EXERCISE INSTRUCTIONS:
Could you transcribe the material below exactly, without leaving out a single line?

-- GIVEN RECORDS start --

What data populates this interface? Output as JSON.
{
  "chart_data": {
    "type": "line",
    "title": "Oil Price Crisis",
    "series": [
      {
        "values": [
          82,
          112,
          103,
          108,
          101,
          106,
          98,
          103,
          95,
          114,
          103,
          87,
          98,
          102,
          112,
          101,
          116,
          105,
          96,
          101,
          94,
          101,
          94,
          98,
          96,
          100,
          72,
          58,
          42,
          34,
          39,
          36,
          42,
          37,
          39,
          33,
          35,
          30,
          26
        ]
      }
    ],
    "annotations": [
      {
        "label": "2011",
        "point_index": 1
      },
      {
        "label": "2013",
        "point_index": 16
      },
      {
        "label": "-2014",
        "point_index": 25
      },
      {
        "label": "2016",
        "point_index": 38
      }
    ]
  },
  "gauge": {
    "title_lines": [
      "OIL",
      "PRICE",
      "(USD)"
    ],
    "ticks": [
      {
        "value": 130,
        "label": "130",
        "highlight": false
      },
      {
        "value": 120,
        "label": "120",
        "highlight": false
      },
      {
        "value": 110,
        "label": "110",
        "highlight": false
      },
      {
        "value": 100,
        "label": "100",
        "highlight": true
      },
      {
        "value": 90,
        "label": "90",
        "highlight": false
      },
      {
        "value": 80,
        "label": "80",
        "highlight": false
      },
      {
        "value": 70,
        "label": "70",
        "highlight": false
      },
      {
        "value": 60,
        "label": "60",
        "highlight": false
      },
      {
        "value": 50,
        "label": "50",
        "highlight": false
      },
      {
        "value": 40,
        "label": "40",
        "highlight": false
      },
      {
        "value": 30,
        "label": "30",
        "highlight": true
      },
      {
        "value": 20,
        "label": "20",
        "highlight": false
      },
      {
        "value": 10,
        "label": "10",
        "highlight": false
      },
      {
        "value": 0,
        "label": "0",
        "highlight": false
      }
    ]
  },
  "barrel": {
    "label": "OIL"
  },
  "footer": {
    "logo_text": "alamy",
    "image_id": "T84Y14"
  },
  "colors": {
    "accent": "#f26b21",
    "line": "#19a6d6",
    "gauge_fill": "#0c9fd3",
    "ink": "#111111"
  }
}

-- GIVEN RECORDS end --

FULL OUTPUT:
What data populates this interface? Output as JSON.
{
  "chart_data": {
    "type": "line",
    "title": "Oil Price Crisis",
    "series": [
      {
        "values": [
          82,
          112,
          103,
          108,
          101,
          106,
          98,
          103,
          95,
          114,
          103,
          87,
          98,
          102,
          112,
          101,
          116,
          105,
          96,
          101,
          94,
          101,
          94,
          98,
          96,
          100,
          72,
          58,
          42,
          34,
          39,
          36,
          42,
          37,
          39,
          33,
          35,
          30,
          26
        ]
      }
    ],
    "annotations": [
      {
        "label": "2011",
        "point_index": 1
      },
      {
        "label": "2013",
        "point_index": 16
      },
      {
        "label": "-2014",
        "point_index": 25
      },
      {
        "label": "2016",
        "point_index": 38
      }
    ]
  },
  "gauge": {
    "title_lines": [
      "OIL",
      "PRICE",
      "(USD)"
    ],
    "ticks": [
      {
        "value": 130,
        "label": "130",
        "highlight": false
      },
      {
        "value": 120,
        "label": "120",
        "highlight": false
      },
      {
        "value": 110,
        "label": "110",
        "highlight": false
      },
      {
        "value": 100,
        "label": "100",
        "highlight": true
      },
      {
        "value": 90,
        "label": "90",
        "highlight": false
      },
      {
        "value": 80,
        "label": "80",
        "highlight": false
      },
      {
        "value": 70,
        "label": "70",
        "highlight": false
      },
      {
        "value": 60,
        "label": "60",
        "highlight": false
      },
      {
        "value": 50,
        "label": "50",
        "highlight": false
      },
      {
        "value": 40,
        "label": "40",
        "highlight": false
      },
      {
        "value": 30,
        "label": "30",
        "highlight": true
      },
      {
        "value": 20,
        "label": "20",
        "highlight": false
      },
      {
        "value": 10,
        "label": "10",
        "highlight": false
      },
      {
        "value": 0,
        "label": "0",
        "highlight": false
      }
    ]
  },
  "barrel": {
    "label": "OIL"
  },
  "footer": {
    "logo_text": "alamy",
    "image_id": "T84Y14"
  },
  "colors": {
    "accent": "#f26b21",
    "line": "#19a6d6",
    "gauge_fill": "#0c9fd3",
    "ink": "#111111"
  }
}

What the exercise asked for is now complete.